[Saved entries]
━━━━━━━━━━━━━━━━━━━━

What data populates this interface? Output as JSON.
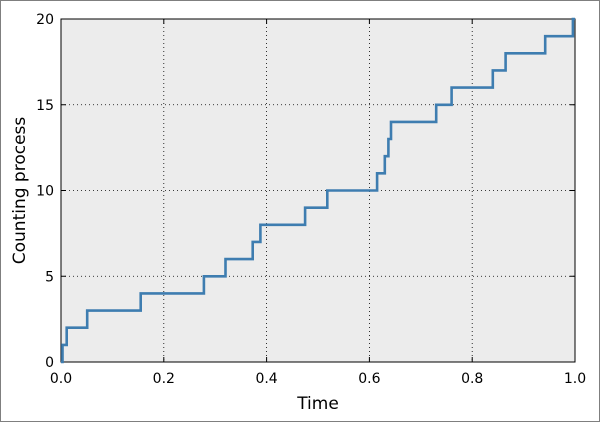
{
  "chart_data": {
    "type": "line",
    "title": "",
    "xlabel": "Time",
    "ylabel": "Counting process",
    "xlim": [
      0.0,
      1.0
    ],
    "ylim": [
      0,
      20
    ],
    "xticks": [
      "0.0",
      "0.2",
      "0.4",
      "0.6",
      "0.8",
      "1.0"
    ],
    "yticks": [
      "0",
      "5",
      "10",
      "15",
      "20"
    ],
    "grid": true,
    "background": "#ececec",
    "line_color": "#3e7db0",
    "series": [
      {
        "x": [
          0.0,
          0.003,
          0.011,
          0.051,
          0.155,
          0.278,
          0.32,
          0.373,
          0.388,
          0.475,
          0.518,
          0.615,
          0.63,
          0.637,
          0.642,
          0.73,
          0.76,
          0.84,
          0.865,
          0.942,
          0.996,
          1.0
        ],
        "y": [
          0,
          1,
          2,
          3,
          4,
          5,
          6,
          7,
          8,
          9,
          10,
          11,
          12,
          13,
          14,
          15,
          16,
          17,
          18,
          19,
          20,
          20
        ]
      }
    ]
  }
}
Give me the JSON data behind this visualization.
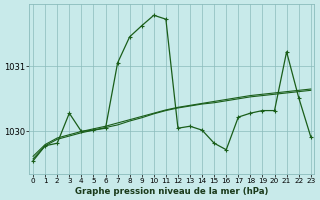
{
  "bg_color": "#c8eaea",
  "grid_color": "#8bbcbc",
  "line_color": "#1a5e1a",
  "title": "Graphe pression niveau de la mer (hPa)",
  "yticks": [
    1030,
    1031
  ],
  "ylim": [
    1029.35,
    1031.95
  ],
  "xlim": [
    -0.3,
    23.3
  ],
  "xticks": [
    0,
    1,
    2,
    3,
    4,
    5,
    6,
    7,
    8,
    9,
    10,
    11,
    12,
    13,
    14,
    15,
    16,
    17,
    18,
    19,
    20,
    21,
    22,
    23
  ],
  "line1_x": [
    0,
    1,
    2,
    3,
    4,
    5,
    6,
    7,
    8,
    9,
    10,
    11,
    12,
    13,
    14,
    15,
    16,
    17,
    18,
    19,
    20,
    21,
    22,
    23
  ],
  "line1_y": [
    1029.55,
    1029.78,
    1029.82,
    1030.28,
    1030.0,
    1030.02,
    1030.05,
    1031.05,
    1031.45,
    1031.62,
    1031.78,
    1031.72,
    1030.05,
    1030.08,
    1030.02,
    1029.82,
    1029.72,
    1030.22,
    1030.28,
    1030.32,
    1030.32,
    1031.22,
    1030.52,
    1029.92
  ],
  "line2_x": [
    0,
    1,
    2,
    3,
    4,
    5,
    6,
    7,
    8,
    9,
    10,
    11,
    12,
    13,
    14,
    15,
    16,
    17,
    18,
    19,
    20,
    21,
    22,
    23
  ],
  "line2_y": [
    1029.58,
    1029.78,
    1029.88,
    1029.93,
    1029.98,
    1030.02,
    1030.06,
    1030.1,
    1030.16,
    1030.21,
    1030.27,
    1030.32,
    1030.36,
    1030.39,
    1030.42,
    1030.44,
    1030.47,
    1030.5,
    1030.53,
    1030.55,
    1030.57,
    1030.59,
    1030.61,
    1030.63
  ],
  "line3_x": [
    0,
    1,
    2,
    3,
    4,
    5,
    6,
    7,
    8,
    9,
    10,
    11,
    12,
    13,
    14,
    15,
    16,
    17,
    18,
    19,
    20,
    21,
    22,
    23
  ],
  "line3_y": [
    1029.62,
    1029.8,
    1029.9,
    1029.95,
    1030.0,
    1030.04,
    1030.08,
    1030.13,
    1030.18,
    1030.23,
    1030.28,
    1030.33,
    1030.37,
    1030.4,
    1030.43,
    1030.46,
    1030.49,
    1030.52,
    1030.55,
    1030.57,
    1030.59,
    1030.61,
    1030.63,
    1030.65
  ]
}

━━━━━━━━━━━━━━━━━━━━

**EXERCISE BRIEF:**
Find each line that has the word "title", then copy it out.

**WRITTEN SOLUTION:**
    "title": "",
  "title": "Graphe pression niveau de la mer (hPa)",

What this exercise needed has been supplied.